[Lines of data]
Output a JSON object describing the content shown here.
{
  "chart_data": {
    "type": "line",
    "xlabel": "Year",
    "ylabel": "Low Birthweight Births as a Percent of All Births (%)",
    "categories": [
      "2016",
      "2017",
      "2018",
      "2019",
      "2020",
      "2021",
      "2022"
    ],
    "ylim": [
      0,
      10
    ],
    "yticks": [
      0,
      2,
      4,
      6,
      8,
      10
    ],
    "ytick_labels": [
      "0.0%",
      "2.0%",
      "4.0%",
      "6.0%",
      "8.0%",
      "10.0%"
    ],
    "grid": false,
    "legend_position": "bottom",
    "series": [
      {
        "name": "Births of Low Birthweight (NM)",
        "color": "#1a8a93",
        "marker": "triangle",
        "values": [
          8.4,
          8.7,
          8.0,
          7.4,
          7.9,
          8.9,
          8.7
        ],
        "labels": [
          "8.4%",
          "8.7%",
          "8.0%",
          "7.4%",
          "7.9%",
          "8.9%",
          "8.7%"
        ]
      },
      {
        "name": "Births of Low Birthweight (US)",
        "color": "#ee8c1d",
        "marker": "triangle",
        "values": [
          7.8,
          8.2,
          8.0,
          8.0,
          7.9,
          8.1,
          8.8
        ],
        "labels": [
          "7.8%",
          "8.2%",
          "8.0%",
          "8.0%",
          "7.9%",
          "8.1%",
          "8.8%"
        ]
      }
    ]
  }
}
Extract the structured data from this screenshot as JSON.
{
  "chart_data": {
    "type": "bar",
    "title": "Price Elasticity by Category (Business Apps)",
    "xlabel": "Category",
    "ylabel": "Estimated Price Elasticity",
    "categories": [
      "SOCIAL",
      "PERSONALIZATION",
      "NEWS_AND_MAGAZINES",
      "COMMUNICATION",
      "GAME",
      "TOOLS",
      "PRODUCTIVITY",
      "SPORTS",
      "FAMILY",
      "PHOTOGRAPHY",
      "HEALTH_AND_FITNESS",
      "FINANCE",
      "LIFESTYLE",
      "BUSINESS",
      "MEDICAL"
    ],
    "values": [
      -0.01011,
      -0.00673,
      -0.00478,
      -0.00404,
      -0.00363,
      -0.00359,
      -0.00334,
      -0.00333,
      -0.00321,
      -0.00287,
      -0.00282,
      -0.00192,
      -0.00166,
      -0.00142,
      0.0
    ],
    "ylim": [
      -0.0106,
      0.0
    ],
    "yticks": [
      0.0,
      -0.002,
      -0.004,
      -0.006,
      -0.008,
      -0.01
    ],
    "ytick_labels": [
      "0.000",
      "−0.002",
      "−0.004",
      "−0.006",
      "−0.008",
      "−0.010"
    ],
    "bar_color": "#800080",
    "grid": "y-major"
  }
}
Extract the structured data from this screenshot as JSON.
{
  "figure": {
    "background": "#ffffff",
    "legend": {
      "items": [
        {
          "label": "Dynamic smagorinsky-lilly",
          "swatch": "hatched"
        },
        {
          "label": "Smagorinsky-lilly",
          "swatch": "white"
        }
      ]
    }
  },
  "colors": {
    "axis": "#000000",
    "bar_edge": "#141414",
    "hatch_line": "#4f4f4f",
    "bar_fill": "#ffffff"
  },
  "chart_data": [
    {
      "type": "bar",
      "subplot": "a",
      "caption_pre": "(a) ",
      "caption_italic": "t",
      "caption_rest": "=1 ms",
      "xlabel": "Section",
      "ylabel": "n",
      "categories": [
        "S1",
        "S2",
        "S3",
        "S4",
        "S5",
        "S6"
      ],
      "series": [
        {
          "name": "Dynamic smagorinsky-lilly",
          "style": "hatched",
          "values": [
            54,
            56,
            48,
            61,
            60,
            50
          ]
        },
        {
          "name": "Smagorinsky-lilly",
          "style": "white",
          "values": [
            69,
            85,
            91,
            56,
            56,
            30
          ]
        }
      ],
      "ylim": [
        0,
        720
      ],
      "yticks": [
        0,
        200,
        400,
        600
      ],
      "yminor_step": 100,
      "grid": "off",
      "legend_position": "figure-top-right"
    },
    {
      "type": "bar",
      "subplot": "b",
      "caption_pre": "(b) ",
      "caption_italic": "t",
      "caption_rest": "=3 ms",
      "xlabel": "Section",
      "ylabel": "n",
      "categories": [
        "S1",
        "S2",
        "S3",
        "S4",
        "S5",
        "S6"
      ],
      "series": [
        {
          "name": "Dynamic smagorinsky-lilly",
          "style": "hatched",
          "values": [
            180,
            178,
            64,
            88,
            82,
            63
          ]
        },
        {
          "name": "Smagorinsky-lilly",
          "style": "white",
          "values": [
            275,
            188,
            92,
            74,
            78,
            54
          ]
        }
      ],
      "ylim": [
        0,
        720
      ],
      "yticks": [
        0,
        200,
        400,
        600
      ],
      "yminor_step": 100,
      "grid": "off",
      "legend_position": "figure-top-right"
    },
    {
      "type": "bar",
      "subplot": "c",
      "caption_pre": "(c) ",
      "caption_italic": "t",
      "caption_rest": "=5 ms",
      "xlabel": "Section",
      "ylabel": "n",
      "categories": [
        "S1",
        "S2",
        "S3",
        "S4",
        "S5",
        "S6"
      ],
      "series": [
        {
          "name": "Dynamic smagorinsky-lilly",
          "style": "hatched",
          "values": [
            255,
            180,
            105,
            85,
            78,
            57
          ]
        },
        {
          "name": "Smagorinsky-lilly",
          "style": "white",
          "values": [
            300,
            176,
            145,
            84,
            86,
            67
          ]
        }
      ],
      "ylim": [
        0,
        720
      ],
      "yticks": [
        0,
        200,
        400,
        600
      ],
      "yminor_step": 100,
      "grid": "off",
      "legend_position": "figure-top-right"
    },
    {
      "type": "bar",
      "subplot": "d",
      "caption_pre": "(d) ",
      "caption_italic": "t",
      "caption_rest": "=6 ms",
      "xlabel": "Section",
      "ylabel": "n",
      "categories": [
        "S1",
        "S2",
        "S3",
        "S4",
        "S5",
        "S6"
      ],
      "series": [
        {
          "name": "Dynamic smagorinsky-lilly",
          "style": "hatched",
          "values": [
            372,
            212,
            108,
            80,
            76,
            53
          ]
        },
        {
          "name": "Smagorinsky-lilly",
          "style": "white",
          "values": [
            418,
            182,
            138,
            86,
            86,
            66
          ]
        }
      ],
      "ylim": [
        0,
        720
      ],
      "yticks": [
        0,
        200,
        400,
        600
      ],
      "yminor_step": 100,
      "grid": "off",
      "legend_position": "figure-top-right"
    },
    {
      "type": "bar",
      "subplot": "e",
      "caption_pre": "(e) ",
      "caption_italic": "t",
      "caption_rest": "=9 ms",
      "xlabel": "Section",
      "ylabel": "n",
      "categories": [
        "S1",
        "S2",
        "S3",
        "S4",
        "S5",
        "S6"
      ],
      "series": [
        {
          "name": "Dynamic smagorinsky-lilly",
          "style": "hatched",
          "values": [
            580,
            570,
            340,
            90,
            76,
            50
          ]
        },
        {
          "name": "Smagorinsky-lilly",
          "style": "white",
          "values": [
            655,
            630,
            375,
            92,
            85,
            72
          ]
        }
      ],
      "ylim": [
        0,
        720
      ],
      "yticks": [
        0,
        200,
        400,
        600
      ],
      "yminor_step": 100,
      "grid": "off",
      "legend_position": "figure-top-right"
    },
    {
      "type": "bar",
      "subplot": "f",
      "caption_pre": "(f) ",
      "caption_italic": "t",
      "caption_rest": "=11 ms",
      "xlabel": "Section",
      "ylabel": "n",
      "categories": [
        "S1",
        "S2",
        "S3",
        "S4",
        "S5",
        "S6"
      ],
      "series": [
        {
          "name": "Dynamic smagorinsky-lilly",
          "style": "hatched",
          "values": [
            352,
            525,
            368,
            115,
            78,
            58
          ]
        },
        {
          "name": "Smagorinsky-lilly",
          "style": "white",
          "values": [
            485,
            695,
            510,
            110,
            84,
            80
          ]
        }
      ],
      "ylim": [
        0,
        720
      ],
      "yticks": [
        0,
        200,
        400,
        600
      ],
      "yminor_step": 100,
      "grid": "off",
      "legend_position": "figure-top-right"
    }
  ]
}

_WHAT IS ASKED_. Copy each line of the listing that includes "Elasticity".

_ANSWER FOR THIS EXERCISE_.
    "title": "Price Elasticity by Category (Business Apps)",
    "ylabel": "Estimated Price Elasticity",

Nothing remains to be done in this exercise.